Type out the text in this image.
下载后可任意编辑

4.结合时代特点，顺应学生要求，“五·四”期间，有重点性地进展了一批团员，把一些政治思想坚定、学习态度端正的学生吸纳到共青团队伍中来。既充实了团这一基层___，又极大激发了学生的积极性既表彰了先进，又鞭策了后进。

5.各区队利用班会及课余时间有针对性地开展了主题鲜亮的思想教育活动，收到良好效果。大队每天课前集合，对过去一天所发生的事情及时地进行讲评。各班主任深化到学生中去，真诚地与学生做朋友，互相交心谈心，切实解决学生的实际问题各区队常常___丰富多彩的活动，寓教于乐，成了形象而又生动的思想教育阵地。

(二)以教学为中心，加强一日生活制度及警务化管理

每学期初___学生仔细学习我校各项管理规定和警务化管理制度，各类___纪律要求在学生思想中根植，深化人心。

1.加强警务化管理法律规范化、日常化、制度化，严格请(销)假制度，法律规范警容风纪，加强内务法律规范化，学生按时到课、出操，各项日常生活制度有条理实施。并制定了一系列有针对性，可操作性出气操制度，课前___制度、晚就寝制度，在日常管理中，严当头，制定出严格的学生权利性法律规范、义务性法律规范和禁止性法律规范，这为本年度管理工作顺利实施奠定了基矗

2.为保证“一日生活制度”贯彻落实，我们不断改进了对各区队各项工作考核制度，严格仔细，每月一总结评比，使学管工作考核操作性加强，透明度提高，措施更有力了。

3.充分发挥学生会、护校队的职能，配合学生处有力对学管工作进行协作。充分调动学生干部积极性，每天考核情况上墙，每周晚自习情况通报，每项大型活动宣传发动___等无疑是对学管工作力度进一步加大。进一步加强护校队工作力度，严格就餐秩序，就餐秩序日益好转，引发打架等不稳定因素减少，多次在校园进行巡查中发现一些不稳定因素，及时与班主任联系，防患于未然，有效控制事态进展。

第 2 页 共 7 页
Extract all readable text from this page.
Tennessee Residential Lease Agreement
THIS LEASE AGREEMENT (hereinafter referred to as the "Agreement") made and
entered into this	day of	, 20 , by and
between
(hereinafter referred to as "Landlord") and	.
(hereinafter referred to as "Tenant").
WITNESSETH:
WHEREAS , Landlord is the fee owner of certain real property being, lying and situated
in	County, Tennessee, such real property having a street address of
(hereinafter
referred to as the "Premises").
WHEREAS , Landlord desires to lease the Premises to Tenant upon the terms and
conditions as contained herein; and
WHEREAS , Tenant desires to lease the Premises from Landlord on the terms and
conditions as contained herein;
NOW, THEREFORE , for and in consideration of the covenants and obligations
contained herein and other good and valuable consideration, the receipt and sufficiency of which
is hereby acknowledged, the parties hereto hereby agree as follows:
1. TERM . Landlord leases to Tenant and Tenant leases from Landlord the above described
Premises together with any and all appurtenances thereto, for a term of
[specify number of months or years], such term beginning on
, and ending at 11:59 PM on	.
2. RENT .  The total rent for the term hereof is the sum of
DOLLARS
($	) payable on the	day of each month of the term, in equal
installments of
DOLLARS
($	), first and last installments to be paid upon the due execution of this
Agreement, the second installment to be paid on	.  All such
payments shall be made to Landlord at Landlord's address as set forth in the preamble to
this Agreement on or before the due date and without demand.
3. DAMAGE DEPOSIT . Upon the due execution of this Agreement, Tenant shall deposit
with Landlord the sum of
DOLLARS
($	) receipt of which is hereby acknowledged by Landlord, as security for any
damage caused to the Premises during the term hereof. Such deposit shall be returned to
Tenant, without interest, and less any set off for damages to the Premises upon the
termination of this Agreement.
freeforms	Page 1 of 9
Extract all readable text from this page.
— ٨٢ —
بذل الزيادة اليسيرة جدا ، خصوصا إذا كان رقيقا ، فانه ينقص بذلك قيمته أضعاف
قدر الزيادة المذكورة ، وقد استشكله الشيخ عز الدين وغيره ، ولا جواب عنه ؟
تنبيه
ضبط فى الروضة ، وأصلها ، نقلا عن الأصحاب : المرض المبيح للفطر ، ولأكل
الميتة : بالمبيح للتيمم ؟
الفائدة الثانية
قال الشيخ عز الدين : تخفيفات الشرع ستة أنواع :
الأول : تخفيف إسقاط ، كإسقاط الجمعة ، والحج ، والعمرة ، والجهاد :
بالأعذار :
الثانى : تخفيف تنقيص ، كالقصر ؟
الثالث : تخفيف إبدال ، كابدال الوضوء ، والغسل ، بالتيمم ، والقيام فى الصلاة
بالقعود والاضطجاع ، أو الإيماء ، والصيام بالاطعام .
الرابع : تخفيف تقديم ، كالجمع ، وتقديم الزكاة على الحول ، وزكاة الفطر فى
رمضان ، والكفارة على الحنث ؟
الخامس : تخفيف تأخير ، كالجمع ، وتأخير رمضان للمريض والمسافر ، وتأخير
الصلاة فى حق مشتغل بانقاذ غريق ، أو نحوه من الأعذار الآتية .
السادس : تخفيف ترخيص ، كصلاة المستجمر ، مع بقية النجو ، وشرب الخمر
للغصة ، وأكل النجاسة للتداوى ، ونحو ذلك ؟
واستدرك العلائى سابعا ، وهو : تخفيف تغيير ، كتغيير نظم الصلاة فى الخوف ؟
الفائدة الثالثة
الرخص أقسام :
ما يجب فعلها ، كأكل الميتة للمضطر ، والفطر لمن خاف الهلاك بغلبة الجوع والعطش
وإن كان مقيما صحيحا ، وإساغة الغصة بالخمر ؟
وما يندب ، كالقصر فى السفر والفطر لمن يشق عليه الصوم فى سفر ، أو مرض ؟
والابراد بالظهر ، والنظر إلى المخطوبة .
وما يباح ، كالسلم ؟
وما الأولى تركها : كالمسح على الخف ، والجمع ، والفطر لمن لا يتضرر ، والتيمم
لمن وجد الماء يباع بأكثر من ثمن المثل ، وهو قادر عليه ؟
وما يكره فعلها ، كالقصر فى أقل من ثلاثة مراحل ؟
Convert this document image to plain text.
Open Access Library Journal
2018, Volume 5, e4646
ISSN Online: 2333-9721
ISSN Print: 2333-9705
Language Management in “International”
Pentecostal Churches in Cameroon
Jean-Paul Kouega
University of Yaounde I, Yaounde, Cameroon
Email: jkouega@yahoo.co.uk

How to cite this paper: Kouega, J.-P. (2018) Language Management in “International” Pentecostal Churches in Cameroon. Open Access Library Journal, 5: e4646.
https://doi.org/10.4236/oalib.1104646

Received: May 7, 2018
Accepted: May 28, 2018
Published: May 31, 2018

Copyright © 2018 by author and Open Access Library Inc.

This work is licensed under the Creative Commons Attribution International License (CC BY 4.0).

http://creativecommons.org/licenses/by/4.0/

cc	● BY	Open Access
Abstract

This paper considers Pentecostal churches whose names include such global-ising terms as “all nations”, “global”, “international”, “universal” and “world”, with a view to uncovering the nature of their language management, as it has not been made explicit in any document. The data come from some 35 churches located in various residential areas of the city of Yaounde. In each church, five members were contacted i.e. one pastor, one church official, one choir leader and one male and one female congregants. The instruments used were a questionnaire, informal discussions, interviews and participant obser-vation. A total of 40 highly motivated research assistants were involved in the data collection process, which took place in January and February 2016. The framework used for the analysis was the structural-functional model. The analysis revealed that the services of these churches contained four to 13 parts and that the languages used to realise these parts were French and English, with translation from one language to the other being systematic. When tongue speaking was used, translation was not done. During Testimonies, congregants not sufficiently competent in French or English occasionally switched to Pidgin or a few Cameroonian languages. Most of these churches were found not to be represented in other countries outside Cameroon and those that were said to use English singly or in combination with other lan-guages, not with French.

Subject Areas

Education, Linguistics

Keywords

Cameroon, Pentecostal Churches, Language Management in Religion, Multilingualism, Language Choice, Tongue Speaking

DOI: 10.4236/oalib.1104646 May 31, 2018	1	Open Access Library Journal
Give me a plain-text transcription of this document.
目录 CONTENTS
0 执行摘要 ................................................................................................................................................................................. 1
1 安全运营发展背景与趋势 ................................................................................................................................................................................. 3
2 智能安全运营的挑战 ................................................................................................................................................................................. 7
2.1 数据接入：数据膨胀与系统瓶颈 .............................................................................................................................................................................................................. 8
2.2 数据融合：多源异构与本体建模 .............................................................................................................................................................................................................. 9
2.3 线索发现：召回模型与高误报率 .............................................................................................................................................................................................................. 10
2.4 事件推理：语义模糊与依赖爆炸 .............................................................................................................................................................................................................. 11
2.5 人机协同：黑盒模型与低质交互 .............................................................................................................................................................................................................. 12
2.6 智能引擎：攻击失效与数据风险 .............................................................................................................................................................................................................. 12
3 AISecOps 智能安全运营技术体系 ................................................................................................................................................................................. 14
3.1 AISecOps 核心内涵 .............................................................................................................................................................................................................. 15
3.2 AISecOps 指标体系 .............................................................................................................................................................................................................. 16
=======
_PROMPT_
Gather each line in these records that contains the string "Open".

_THE SOLUTION_
Open Access Library Journal
How to cite this paper: Kouega, J.-P. (2018) Language Management in “International” Pentecostal Churches in Cameroon. Open Access Library Journal, 5: e4646.
Copyright © 2018 by author and Open Access Library Inc.
cc	● BY	Open Access
DOI: 10.4236/oalib.1104646 May 31, 2018	1	Open Access Library Journal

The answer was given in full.